▶ _Teks Dokumen_
Menulis di Bawah Nama Wanita atau Pria?

Rizky Sekar Afrisia | CNN Indonesia
Senin, 10 Agu 2015 10:47 WIB
Di Barat, penulis pria lebih laku dan diakui. Sebaliknya, di Indonesia penulis perempuan lebih diminati. Bahkan pria disarankan memakai nama pena wanita.
Ilustrasi penulis. (Dok. Death to The Stock Photo)
Jakarta, CNN Indonesia -- JK Rowling membuat keputusan tepat untuk tidak memasang nama lengkapnya saat merilis buku Harry Potter. Nama Joanne bukan tidak menjual, tapi terlalu jelas mengesankan perempuan. Penulis perempuan belum terlalu dipercaya di luar negeri, kalah oleh nama penulis pria.

Buktinya, strategi Rowling berhasil. Ia sempat menjadi salah satu penulis terkaya, bahkan setelah akhirnya seluruh dunia tahu ia sebenarnya perempuan. Rowling kemudian menerapkan strategi yang sama saat merilis novel detektif. Ia berlindung di balik nama Robert Galbraith saat menerbitkan buku baru.

Laman Independent menulis, sudah ada beberapa penulis perempuan yang kariernya mengalami kebuntuan lantaran bersikukuh menggunakan nama mereka. Salah satunya Catherine Nichols. Ia kecewa karena tidak juga diperhatikan agen penulis maupun penerbit karena namanya.

ADVERTISEMENT

SCROLL TO CONTINUE WITH CONTENT

Dari sekitar 50 agen penerbitan yang dikiriminya pesan melalui surel, hanya dua yang membalas. Nichols akhirnya mencoba trik terakhir. Menggunakan nama pria. Tak disangka, setelah itu langsung lebih banyak yang merespons. Sekitar lima sampai enam agen.

▶ _Perintah 1_
Ulangi tanpa perubahan bagian artikel tentang nama pena penulis, mulai dari "Menulis di Bawah" dan terus sampai "menerbitkan buku baru.".
▶ _Perintah 2_
Ringkaslah artikel tentang nama pena penulis dalam dua kalimat.
▶ _Perintah 3_
Tuliskan bagian berikutnya dari artikel tentang nama pena penulis, dimulai setelah kalimat terakhirnya.
Baris-baris data di bawah ini tidak diperlukan.

▶ _Isi Data_

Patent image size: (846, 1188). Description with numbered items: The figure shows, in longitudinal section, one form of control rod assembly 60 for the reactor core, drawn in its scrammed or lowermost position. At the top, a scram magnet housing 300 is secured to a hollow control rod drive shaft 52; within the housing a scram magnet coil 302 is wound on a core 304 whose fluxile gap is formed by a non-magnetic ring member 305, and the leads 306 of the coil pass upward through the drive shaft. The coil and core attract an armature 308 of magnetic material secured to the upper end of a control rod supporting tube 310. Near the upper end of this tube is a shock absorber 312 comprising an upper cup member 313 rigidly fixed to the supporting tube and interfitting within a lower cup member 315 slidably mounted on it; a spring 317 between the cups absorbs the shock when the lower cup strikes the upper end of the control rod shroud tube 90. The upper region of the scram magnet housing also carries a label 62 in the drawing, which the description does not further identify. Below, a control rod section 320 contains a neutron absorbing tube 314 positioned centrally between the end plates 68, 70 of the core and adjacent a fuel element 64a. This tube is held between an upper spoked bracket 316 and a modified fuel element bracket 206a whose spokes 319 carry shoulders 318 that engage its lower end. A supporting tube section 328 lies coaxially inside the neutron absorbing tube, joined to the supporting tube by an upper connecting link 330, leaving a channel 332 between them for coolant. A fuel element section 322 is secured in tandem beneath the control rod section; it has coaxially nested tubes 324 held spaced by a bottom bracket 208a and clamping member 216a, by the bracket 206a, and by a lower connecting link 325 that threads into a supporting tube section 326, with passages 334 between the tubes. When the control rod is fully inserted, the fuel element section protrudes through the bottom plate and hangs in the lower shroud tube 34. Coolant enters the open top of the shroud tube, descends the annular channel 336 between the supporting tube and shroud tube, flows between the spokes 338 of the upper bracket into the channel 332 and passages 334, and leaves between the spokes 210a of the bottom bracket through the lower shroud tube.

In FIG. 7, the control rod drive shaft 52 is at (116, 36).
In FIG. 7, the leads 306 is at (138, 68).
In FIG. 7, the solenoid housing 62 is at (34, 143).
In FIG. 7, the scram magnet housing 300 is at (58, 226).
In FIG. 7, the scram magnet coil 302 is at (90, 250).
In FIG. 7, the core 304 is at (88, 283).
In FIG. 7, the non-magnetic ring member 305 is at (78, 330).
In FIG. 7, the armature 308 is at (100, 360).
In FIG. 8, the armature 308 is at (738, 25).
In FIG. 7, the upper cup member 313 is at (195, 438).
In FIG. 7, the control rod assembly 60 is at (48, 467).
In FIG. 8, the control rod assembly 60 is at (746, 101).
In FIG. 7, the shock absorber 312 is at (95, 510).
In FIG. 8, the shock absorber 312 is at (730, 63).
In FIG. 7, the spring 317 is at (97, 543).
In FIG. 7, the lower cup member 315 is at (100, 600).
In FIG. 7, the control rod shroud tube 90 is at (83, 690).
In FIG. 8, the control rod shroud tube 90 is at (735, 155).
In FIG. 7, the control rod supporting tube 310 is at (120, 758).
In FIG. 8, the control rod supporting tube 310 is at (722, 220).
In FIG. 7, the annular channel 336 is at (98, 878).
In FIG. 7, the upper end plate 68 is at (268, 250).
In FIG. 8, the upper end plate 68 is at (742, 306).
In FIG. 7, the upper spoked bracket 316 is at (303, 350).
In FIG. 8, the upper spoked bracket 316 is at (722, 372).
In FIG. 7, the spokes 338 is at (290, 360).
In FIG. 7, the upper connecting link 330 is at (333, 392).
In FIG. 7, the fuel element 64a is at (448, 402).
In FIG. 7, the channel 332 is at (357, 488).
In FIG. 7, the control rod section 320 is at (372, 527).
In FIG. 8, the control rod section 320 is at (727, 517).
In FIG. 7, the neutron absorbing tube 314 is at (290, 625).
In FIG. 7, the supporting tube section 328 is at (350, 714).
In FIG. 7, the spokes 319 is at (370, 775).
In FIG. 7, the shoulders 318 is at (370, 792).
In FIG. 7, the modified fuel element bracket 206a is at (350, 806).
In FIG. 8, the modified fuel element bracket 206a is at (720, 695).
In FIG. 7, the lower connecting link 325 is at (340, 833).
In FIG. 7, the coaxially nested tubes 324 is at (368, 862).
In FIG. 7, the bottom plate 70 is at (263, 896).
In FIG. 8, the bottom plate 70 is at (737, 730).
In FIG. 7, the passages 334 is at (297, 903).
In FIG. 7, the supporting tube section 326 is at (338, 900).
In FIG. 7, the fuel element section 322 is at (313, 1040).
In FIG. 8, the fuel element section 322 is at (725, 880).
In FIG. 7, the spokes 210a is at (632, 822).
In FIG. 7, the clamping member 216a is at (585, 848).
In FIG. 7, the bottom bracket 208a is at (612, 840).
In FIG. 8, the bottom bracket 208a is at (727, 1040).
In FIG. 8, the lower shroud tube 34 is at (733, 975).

▶ _Hasil Latihan 1_
Menulis di Bawah Nama Wanita atau Pria?

Rizky Sekar Afrisia | CNN Indonesia
Senin, 10 Agu 2015 10:47 WIB
Di Barat, penulis pria lebih laku dan diakui. Sebaliknya, di Indonesia penulis perempuan lebih diminati. Bahkan pria disarankan memakai nama pena wanita.
Ilustrasi penulis. (Dok. Death to The Stock Photo)
Jakarta, CNN Indonesia -- JK Rowling membuat keputusan tepat untuk tidak memasang nama lengkapnya saat merilis buku Harry Potter. Nama Joanne bukan tidak menjual, tapi terlalu jelas mengesankan perempuan. Penulis perempuan belum terlalu dipercaya di luar negeri, kalah oleh nama penulis pria.

Buktinya, strategi Rowling berhasil. Ia sempat menjadi salah satu penulis terkaya, bahkan setelah akhirnya seluruh dunia tahu ia sebenarnya perempuan. Rowling kemudian menerapkan strategi yang sama saat merilis novel detektif. Ia berlindung di balik nama Robert Galbraith saat menerbitkan buku baru.

▶ _Hasil Latihan 2_
Di Barat penulis pria lebih laku dan diakui, sehingga JK Rowling tidak memasang nama lengkapnya saat merilis buku Harry Potter dan kemudian memakai nama Robert Galbraith untuk novel detektifnya. Catherine Nichols hanya mendapat balasan dari dua di antara sekitar 50 agen penerbitan, tetapi setelah memakai nama pria, sekitar lima sampai enam agen merespons.

▶ _Hasil Latihan 3_
Tiga di antaranya bahkan langsung meminta manuskrip yang telah ditulis Nichols. Tidak butuh waktu lama baginya untuk kemudian menyadari, apa masalah yang sebenarnya. "Novel saya bukan masalah. Masalahnya adalah saya, Catherine," tulisnya dalam sebuah esai.

Hingga saat ini, Nichols mengaku ada 17 permintaan manuskrip dari agen penerbitan, yang masih mempercayai dirinya adalah pria.

"Dia (pria) delapan setengah kali lebih baik dari saya dalam menulis satu buku yang sama. Sepertiga agen yang melihat sinopsisnya ingin membaca lebih, padahal jika saya (perempuan) tidak ada satu pun dari 25 agen," katanya.

Fenomena menarik terjadi saat Nichols mengirim surat yang sama ke agen yang sama, dengan nama dirinya serta samaran prianya. "Ada satu yang mengirim formulir penolakan pada saya sebagai Catherine, bukan hanya ingin membaca buku George tetapi bahkan akan mengirimnya ke agen yang lebih senior," kata Nichols menambahkan.

Kalau pun George ditolak, lanjutnya, penolakan itu terjadi dengan sangat sopan. Mereka menyebut George, nama ciptaan Nichols, sebagai penulis yang rajin, disiplin, dan cerdas.

Nichols akhirnya menyimpulkan, agen penerbit lebih suka nama George karena lebih menjual.

Hetih Rusli, editor fiksi Gramedia Pustaka Utama pernah menjelaskan pada CNN Indonesia, dikuasainya dunia penulisan oleh pria di luar negeri tidak lepas dari arti pekerjaan menulis itu sendiri. Di sana, menulis bisa menjadi profesi utama, tulang punggung keluarga.

Sebabnya apa lagi jika bukan minat baca yang tinggi. Namun sebaliknya di Indonesia, penulis masih dianggap profesi sampingan, yang bisa dikerjakan perempuan. Itu sebabnya nama penulis perempuan di negeri ini lebih laku dibanding penulis pria. Pria bahkan perlu nama pena yang lebih feminin jika ingin laku.

Itu juga berkaitan dengan pangsa pasar penulis. Di Indonesia, konsumen buku masih lebih banyak perempuan, terutama novel. Sebab, menurut Hetih, perempuan lebih punya banyak waktu dibanding pria yang harus kerja keras.

(rsa/rsa)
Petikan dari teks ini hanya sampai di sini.